Entries with figure data:
## start

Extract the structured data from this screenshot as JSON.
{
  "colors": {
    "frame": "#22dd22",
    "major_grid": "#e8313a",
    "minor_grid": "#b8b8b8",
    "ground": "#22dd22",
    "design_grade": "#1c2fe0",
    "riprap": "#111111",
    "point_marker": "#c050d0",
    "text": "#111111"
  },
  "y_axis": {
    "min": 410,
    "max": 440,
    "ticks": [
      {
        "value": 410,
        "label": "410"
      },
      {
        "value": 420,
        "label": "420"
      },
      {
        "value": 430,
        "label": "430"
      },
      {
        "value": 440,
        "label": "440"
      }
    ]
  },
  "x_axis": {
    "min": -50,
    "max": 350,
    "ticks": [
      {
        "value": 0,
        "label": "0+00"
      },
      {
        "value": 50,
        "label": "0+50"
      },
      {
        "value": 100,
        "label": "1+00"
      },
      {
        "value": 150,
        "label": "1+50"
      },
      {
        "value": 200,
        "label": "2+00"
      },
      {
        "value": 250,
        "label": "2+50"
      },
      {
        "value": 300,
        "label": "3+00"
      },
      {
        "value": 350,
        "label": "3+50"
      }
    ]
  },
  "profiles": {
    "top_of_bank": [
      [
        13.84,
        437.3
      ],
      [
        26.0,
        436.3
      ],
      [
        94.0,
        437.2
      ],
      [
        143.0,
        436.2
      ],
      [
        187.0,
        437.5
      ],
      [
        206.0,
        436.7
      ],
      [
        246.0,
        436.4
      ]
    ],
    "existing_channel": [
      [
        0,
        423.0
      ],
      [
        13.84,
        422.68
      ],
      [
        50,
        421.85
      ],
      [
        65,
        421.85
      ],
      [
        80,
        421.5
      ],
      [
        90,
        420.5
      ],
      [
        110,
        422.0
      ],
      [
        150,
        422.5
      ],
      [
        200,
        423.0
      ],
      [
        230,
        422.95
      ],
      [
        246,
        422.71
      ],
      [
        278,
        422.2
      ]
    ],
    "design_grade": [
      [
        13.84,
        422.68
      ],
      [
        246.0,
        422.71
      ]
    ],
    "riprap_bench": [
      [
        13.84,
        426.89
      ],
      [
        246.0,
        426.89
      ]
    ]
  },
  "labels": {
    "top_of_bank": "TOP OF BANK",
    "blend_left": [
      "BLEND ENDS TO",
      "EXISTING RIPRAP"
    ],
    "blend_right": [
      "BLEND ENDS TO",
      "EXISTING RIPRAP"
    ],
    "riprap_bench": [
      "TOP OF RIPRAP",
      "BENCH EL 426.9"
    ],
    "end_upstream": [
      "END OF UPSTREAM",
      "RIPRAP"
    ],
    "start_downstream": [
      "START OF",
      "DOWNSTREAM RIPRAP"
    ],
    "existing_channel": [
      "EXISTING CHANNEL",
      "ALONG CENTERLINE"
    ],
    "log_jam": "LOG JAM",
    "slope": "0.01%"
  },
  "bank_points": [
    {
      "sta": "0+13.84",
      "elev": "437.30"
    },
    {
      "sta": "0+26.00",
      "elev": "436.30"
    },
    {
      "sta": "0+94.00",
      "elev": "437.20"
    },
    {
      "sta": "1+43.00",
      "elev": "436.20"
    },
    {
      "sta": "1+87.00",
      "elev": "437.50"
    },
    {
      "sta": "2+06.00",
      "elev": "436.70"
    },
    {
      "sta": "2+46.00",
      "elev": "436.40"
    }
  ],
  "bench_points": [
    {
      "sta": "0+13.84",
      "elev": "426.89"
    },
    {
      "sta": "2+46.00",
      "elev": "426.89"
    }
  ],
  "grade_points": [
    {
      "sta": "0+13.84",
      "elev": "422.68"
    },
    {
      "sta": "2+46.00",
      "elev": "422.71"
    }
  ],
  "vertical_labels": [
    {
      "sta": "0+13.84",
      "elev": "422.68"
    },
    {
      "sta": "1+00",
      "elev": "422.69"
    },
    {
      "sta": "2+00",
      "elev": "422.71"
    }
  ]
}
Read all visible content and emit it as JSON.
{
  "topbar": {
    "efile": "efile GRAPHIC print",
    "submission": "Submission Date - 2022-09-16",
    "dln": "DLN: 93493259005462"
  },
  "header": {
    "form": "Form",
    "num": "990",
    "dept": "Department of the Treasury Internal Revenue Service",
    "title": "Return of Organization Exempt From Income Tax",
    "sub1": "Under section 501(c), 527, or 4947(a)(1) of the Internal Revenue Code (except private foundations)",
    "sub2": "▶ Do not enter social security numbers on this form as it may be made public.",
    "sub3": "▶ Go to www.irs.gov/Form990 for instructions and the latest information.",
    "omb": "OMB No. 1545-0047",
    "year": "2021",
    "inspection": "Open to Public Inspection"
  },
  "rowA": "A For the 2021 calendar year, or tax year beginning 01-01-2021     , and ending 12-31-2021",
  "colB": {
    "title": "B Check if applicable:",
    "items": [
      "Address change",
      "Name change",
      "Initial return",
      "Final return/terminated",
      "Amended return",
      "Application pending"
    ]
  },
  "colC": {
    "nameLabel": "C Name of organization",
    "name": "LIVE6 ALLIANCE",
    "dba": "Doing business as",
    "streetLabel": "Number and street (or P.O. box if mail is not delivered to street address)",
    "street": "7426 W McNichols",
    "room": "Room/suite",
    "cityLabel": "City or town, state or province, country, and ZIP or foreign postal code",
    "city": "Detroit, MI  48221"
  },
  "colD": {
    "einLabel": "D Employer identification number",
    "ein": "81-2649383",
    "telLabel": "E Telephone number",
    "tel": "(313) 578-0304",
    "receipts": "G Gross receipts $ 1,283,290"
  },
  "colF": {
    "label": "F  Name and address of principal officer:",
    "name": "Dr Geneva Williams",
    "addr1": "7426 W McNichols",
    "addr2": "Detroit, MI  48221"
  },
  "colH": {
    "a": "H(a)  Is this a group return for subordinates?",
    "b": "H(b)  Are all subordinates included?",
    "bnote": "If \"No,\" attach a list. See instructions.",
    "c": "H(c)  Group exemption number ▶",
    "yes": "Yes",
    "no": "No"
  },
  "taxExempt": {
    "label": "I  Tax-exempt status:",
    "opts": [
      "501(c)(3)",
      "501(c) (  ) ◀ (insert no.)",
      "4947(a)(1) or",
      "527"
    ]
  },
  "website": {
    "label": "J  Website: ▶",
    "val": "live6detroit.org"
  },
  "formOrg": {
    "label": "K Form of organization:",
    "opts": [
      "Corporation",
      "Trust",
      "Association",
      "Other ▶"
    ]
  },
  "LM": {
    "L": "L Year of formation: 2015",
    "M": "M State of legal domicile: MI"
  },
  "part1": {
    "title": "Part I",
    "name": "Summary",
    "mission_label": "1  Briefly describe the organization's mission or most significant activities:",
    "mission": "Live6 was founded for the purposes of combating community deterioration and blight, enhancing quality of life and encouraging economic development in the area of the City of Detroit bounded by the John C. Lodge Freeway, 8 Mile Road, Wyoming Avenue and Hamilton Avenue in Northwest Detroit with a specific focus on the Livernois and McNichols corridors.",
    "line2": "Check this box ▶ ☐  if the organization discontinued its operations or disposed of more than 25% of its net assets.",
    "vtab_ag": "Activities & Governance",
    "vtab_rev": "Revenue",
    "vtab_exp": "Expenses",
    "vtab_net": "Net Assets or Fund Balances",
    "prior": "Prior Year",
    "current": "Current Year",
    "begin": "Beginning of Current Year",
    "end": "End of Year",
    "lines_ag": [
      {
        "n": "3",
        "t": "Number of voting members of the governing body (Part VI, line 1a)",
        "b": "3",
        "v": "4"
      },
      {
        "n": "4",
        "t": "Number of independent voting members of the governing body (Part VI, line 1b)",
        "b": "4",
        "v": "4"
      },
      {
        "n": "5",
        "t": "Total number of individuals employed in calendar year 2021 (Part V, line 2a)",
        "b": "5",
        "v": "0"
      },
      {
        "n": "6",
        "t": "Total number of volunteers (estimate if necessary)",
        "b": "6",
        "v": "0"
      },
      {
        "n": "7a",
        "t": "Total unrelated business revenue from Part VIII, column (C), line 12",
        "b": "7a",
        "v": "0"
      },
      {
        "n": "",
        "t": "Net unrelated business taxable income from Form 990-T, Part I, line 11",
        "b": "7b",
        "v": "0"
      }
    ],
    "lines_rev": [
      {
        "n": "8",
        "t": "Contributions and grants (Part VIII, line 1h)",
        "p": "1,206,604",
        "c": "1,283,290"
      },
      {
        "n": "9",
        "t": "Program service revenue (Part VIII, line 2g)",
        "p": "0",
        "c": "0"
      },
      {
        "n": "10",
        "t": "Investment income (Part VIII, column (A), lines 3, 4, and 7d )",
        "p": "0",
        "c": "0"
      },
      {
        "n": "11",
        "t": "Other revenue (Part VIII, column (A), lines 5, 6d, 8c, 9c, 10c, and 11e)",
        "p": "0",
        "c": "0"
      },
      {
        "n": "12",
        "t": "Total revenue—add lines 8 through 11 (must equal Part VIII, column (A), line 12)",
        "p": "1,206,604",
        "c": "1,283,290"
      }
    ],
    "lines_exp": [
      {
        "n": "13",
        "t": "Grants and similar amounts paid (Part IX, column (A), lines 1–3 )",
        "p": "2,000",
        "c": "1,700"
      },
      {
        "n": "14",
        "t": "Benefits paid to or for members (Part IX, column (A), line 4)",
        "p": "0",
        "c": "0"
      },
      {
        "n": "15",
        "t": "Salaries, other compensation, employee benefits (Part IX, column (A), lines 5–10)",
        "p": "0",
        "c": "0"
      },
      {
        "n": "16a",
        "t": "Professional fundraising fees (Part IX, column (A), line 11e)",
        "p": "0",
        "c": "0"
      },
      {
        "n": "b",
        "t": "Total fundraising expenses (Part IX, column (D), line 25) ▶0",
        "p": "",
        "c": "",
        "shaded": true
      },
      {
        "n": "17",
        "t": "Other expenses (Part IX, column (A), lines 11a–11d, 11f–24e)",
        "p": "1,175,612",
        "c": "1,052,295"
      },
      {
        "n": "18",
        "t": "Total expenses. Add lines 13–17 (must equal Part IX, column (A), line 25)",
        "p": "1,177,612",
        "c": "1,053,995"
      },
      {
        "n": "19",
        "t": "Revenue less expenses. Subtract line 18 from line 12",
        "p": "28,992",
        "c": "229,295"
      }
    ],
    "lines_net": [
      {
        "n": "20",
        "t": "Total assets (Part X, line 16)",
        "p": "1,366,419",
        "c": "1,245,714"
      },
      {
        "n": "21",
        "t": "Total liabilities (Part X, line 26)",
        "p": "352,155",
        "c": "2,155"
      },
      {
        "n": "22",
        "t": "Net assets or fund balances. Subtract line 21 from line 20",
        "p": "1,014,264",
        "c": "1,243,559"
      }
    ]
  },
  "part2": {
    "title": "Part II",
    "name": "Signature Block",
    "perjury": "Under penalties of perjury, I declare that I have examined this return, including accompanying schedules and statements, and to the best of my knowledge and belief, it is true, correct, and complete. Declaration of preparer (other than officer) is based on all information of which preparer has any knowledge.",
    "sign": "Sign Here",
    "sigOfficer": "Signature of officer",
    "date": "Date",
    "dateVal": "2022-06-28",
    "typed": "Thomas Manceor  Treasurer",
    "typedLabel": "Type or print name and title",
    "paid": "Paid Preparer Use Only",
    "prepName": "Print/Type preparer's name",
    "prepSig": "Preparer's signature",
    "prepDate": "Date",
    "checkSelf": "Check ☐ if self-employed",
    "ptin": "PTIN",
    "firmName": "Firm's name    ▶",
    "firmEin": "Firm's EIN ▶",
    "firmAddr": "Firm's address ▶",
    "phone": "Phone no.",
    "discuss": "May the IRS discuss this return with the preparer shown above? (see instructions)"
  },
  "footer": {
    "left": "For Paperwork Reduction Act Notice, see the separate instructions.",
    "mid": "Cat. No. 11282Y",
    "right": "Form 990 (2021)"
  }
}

## end

Your objective => Which lines above contain "employed"? Show each of them.

Answer for this exercise =>
        "t": "Total number of individuals employed in calendar year 2021 (Part V, line 2a)",
    "checkSelf": "Check ☐ if self-employed",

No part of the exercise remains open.